Chart and figure data:
'''

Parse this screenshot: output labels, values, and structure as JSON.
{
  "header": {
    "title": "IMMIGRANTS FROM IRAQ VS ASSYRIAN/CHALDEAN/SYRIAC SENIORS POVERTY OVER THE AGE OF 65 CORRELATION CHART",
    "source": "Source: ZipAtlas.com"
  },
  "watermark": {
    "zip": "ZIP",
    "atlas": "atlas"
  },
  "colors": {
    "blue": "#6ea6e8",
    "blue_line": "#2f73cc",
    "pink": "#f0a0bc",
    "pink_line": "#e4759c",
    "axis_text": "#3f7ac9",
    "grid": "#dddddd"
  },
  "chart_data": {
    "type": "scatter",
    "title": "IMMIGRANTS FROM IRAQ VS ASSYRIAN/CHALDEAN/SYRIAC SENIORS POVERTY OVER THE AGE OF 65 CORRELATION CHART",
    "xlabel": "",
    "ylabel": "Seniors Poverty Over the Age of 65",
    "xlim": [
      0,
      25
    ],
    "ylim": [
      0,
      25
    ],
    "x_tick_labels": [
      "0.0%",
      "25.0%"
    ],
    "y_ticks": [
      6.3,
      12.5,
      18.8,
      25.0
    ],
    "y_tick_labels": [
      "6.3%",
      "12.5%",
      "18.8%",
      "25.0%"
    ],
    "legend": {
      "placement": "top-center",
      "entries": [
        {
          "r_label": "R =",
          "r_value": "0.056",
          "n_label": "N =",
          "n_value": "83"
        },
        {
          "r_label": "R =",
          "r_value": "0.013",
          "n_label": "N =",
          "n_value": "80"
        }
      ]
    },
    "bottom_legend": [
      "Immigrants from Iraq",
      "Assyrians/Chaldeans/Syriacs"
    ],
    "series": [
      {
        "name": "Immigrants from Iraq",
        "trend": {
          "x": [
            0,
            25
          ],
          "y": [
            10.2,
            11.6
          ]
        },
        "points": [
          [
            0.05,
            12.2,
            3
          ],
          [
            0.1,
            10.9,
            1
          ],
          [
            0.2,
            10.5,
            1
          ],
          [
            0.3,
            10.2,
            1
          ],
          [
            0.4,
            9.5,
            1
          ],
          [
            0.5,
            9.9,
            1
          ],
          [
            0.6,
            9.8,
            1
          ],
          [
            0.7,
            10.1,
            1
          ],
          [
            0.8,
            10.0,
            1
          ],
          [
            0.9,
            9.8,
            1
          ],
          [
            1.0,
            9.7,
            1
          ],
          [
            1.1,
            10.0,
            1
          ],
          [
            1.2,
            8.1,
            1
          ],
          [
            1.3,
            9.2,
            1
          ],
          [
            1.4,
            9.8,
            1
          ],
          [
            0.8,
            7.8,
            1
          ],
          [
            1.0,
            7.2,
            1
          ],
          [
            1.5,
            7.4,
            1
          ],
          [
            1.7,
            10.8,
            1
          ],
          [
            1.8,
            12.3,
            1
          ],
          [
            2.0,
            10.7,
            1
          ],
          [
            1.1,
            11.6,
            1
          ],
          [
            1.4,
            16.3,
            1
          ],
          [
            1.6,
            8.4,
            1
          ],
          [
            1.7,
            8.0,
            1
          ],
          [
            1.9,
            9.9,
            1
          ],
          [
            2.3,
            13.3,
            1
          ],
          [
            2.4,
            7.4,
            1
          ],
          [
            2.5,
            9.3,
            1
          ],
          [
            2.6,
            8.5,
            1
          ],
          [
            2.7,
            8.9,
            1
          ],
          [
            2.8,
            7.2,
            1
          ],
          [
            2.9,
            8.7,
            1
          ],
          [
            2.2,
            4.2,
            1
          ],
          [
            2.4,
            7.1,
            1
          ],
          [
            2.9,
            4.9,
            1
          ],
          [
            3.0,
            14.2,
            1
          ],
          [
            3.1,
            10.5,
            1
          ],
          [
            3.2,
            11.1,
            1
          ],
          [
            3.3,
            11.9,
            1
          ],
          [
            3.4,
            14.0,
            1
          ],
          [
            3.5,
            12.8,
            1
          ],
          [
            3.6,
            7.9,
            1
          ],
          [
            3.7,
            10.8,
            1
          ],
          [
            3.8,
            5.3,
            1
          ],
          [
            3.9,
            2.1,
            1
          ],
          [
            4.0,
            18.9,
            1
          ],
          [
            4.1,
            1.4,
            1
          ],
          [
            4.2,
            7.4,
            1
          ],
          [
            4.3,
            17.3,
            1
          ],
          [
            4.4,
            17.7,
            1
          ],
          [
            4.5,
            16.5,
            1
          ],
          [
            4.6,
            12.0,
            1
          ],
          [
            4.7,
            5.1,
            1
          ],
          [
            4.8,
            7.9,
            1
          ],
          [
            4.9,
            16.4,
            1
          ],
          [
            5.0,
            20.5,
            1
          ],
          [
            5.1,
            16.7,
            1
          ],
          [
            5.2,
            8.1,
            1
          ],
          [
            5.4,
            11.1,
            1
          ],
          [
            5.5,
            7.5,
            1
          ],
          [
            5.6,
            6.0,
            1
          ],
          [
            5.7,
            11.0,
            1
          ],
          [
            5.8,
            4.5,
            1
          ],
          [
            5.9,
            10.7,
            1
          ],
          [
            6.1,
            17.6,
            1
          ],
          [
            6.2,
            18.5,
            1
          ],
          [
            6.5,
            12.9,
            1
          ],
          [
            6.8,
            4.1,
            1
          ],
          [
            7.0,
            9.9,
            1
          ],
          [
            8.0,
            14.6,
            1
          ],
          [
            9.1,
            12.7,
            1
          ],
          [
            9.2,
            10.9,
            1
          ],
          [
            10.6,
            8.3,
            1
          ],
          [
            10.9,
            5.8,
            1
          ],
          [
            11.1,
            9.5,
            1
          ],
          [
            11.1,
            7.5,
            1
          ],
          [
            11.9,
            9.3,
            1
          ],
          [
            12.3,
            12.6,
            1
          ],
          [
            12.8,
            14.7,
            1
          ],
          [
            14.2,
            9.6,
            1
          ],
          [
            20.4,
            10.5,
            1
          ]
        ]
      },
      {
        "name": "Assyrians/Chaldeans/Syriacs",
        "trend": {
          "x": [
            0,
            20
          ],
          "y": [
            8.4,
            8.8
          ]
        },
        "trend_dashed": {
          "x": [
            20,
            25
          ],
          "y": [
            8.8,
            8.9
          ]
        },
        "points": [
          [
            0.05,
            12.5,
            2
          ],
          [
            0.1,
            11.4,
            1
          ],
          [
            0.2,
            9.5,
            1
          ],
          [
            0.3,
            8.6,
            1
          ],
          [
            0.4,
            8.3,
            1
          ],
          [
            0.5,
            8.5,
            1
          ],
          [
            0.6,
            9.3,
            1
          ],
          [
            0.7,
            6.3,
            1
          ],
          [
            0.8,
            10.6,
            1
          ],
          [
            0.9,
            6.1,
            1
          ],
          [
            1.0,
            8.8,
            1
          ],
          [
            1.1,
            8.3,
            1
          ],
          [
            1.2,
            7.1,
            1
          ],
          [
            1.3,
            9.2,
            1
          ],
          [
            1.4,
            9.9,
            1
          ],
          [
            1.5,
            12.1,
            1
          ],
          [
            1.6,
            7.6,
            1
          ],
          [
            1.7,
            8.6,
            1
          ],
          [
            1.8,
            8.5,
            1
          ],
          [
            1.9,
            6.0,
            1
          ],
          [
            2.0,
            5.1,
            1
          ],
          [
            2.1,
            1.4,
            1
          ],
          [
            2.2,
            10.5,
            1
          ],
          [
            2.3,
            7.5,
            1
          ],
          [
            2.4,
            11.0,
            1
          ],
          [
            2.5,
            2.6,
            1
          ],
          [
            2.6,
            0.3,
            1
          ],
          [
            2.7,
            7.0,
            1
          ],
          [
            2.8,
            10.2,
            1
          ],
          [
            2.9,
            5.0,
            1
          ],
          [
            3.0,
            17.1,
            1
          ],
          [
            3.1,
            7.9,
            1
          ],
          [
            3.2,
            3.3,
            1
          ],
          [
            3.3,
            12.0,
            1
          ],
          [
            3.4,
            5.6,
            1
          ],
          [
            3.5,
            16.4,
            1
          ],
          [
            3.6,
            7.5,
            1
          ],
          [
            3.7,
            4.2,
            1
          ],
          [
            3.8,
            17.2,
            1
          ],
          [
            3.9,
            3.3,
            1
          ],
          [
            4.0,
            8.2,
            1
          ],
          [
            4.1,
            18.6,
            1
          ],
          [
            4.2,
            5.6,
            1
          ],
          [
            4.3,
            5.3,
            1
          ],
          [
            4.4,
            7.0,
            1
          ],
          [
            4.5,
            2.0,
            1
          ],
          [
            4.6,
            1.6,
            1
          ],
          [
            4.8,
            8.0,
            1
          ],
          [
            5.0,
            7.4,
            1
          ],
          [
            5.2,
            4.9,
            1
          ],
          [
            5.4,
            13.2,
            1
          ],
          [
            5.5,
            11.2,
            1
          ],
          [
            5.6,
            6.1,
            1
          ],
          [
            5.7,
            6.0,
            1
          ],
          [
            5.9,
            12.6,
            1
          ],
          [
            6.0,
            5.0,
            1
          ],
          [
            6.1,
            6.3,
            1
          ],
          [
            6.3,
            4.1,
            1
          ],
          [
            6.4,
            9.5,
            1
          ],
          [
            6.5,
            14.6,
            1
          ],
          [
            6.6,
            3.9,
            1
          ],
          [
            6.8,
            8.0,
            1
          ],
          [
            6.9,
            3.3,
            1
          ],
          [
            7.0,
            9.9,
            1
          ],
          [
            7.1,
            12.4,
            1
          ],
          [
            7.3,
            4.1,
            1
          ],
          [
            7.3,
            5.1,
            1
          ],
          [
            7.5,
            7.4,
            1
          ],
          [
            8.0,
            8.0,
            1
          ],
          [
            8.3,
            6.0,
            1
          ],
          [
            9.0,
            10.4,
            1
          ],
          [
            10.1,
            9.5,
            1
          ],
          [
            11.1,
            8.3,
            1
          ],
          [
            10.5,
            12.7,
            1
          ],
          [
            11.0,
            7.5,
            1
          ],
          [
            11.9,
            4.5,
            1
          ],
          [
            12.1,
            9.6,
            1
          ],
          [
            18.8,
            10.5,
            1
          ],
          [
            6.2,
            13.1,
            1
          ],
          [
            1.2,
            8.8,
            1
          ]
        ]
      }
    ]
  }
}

'''

INSTRUCTIONS FOR THE TASK: Pull out all lines from the listing that contain the string "Chaldeans".

THE SOLUTION:
      "Assyrians/Chaldeans/Syriacs"
        "name": "Assyrians/Chaldeans/Syriacs",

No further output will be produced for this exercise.